== GOAL ==
From the listing below, pull each line that includes "always".

== Dataset records ==
------------------------------

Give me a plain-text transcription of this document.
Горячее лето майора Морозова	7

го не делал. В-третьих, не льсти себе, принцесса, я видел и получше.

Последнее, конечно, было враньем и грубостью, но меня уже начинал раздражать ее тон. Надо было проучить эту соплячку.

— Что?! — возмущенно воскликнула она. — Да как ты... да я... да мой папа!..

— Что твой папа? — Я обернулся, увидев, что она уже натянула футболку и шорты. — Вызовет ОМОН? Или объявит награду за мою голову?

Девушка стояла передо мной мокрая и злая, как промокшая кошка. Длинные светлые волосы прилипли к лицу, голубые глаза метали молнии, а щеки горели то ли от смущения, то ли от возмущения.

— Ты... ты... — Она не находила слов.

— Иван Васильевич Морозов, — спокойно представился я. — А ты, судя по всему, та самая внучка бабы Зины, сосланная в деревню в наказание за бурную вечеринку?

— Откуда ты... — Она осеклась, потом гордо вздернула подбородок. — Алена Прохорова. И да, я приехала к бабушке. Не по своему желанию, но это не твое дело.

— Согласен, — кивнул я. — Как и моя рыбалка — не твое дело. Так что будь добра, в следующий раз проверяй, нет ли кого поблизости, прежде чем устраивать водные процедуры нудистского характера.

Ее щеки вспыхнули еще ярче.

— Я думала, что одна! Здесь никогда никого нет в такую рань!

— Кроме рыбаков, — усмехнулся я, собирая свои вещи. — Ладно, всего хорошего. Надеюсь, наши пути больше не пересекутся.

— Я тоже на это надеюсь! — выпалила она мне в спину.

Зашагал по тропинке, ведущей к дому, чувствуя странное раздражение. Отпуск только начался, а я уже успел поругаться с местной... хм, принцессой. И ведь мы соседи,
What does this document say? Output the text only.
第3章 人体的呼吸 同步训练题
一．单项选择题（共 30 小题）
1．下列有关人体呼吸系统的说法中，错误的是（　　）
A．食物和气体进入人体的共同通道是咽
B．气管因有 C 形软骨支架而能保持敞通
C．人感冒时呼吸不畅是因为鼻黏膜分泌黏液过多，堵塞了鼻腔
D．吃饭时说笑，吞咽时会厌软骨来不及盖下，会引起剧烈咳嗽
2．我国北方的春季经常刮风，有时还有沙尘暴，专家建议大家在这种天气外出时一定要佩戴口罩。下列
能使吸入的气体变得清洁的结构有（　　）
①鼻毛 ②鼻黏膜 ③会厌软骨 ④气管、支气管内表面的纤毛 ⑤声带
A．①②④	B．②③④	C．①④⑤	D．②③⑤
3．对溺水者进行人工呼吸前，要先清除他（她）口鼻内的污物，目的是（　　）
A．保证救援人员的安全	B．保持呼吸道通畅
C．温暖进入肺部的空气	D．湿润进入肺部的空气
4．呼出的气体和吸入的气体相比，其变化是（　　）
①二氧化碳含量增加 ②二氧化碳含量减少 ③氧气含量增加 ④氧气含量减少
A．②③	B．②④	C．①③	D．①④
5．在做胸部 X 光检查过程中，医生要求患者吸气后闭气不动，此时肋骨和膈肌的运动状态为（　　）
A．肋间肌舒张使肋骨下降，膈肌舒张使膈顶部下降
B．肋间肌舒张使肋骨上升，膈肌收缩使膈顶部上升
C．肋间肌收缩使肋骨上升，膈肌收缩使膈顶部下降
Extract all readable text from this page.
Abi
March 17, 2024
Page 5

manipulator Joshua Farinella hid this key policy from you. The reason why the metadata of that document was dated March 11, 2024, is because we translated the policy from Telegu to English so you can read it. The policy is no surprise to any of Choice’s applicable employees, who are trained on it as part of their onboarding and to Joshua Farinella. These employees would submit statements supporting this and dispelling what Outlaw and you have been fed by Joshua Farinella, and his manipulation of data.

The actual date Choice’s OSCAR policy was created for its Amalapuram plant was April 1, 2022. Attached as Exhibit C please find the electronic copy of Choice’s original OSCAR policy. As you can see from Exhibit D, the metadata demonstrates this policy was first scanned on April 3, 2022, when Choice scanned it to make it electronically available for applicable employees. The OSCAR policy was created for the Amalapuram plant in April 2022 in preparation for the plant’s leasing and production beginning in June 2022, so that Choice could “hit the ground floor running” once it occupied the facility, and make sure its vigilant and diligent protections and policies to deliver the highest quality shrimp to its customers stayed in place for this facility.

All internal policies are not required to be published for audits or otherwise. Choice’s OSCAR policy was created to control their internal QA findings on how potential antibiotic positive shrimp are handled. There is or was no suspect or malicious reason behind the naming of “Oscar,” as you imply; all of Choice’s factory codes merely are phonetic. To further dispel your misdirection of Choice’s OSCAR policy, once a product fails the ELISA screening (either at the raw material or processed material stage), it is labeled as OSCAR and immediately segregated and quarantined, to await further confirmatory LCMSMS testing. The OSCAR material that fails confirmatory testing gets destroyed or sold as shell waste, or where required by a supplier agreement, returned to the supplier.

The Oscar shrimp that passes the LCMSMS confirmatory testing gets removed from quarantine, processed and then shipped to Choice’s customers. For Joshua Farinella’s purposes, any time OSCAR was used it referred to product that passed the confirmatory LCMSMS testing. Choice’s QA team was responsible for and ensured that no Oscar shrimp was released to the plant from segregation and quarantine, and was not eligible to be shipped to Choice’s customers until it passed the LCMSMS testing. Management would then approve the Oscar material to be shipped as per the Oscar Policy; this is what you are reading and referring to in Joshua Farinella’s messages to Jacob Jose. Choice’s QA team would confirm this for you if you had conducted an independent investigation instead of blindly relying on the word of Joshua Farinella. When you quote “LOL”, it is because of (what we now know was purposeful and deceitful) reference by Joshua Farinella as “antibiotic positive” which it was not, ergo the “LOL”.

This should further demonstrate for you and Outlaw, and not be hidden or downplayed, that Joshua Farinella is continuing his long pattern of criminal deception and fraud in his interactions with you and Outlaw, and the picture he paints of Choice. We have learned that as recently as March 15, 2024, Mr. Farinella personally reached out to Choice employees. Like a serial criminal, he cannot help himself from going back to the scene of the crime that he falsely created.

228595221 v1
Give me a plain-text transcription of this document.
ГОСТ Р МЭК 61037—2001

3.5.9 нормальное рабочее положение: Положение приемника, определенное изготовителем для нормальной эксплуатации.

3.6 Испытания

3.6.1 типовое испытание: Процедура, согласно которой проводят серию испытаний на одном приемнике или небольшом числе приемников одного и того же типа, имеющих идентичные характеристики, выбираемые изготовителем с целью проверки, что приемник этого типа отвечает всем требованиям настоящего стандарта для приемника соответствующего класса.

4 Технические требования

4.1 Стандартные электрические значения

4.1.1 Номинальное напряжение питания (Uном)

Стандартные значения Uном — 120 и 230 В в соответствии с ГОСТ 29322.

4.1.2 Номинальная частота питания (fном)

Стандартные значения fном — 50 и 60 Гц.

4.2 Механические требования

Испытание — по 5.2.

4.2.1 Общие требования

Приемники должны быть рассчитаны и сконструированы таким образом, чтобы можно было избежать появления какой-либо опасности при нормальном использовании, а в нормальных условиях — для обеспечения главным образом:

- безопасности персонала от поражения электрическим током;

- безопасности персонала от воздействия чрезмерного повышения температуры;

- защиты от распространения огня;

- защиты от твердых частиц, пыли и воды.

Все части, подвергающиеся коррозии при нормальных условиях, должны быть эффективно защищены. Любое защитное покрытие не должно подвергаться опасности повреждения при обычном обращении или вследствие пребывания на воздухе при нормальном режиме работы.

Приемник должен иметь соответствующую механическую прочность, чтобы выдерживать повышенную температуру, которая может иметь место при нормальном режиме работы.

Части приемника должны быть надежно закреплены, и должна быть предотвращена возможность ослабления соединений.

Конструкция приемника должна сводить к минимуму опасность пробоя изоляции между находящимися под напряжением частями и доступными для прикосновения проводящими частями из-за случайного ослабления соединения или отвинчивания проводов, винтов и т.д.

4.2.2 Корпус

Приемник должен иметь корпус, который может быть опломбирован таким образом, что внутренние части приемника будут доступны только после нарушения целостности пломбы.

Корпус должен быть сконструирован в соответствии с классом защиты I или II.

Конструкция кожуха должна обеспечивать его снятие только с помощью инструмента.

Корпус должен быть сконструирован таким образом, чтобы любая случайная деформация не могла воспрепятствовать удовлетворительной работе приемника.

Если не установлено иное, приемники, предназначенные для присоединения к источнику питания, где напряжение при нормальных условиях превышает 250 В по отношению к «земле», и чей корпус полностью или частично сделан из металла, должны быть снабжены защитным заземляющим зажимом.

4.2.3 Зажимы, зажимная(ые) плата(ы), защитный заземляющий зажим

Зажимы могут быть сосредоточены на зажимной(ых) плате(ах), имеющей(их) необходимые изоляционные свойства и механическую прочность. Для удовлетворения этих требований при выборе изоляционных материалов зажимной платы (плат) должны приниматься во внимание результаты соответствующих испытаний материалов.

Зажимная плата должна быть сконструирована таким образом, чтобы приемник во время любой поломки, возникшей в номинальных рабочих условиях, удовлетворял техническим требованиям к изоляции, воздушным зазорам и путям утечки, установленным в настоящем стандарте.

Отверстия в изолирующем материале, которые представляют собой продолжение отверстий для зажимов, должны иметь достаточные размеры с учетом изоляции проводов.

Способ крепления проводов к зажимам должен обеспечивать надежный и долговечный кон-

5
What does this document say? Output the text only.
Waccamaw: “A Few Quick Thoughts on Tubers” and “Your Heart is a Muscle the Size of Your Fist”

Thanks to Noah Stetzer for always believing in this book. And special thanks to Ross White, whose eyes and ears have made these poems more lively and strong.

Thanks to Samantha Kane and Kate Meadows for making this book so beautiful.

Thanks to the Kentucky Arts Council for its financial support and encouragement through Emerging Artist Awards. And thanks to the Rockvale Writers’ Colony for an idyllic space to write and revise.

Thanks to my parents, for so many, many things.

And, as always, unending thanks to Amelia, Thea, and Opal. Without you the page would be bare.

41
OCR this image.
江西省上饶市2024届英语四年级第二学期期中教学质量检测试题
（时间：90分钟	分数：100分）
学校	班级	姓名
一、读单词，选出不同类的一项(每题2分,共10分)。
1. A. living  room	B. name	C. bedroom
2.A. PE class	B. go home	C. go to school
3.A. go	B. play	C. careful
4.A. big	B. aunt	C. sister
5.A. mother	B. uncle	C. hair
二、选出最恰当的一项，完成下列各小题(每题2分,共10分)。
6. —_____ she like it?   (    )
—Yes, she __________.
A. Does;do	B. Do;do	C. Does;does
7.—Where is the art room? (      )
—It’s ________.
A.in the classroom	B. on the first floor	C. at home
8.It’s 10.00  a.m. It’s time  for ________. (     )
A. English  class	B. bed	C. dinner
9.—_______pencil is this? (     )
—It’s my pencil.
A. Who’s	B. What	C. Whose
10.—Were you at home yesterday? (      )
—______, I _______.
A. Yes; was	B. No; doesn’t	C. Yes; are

------------------------------

== RIGHT ANSWER ==
Thanks to Noah Stetzer for always believing in this book. And special thanks to Ross White, whose eyes and ears have made these poems more lively and strong.
And, as always, unending thanks to Amelia, Thea, and Opal. Without you the page would be bare.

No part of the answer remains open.